**Problem description**
Repeat every line of the listing below exactly, minus the pictures.

[start of Task material]

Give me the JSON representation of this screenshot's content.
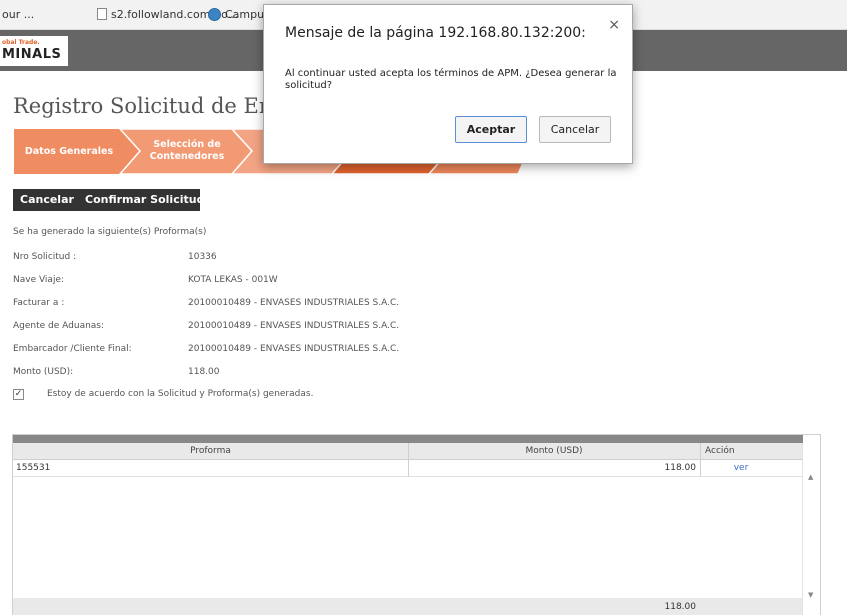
{
  "bookmarks": [
    "our ...",
    "s2.followland.com/no...",
    "Campus"
  ],
  "header": {
    "logo_small": "obal Trade.",
    "logo_big": "MINALS"
  },
  "page_title": "Registro Solicitud de Embarq",
  "steps": [
    {
      "label_line1": "Datos Generales",
      "label_line2": ""
    },
    {
      "label_line1": "Selección de",
      "label_line2": "Contenedores"
    }
  ],
  "actions": {
    "cancel": "Cancelar",
    "confirm": "Confirmar Solicitud"
  },
  "message": "Se ha generado la siguiente(s) Proforma(s)",
  "details": [
    {
      "label": "Nro Solicitud :",
      "value": "10336"
    },
    {
      "label": "Nave Viaje:",
      "value": "KOTA LEKAS - 001W"
    },
    {
      "label": "Facturar a :",
      "value": "20100010489 - ENVASES INDUSTRIALES S.A.C."
    },
    {
      "label": "Agente de Aduanas:",
      "value": "20100010489 - ENVASES INDUSTRIALES S.A.C."
    },
    {
      "label": "Embarcador /Cliente Final:",
      "value": "20100010489 - ENVASES INDUSTRIALES S.A.C."
    },
    {
      "label": "Monto (USD):",
      "value": "118.00"
    }
  ],
  "agreement": {
    "checked": true,
    "mark": "✓",
    "label": "Estoy de acuerdo con la Solicitud y Proforma(s) generadas."
  },
  "grid": {
    "columns": [
      "Proforma",
      "Monto (USD)",
      "Acción"
    ],
    "rows": [
      {
        "proforma": "155531",
        "monto": "118.00",
        "accion": "ver"
      }
    ],
    "footer_total": "118.00"
  },
  "dialog": {
    "title": "Mensaje de la página 192.168.80.132:200:",
    "message": "Al continuar usted acepta los términos de APM. ¿Desea generar la solicitud?",
    "ok": "Aceptar",
    "cancel": "Cancelar",
    "close": "×"
  },
  "colors": {
    "step_active": "#f08c62",
    "step_dark": "#e0632d",
    "header": "#666666",
    "link": "#3a6fc4"
  }
}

[end of Task material]

**Task solution**
Give me the JSON representation of this screenshot's content.
{
  "bookmarks": [
    "our ...",
    "s2.followland.com/no...",
    "Campus"
  ],
  "header": {
    "logo_small": "obal Trade.",
    "logo_big": "MINALS"
  },
  "page_title": "Registro Solicitud de Embarq",
  "steps": [
    {
      "label_line1": "Datos Generales",
      "label_line2": ""
    },
    {
      "label_line1": "Selección de",
      "label_line2": "Contenedores"
    }
  ],
  "actions": {
    "cancel": "Cancelar",
    "confirm": "Confirmar Solicitud"
  },
  "message": "Se ha generado la siguiente(s) Proforma(s)",
  "details": [
    {
      "label": "Nro Solicitud :",
      "value": "10336"
    },
    {
      "label": "Nave Viaje:",
      "value": "KOTA LEKAS - 001W"
    },
    {
      "label": "Facturar a :",
      "value": "20100010489 - ENVASES INDUSTRIALES S.A.C."
    },
    {
      "label": "Agente de Aduanas:",
      "value": "20100010489 - ENVASES INDUSTRIALES S.A.C."
    },
    {
      "label": "Embarcador /Cliente Final:",
      "value": "20100010489 - ENVASES INDUSTRIALES S.A.C."
    },
    {
      "label": "Monto (USD):",
      "value": "118.00"
    }
  ],
  "agreement": {
    "checked": true,
    "mark": "✓",
    "label": "Estoy de acuerdo con la Solicitud y Proforma(s) generadas."
  },
  "grid": {
    "columns": [
      "Proforma",
      "Monto (USD)",
      "Acción"
    ],
    "rows": [
      {
        "proforma": "155531",
        "monto": "118.00",
        "accion": "ver"
      }
    ],
    "footer_total": "118.00"
  },
  "dialog": {
    "title": "Mensaje de la página 192.168.80.132:200:",
    "message": "Al continuar usted acepta los términos de APM. ¿Desea generar la solicitud?",
    "ok": "Aceptar",
    "cancel": "Cancelar",
    "close": "×"
  },
  "colors": {
    "step_active": "#f08c62",
    "step_dark": "#e0632d",
    "header": "#666666",
    "link": "#3a6fc4"
  }
}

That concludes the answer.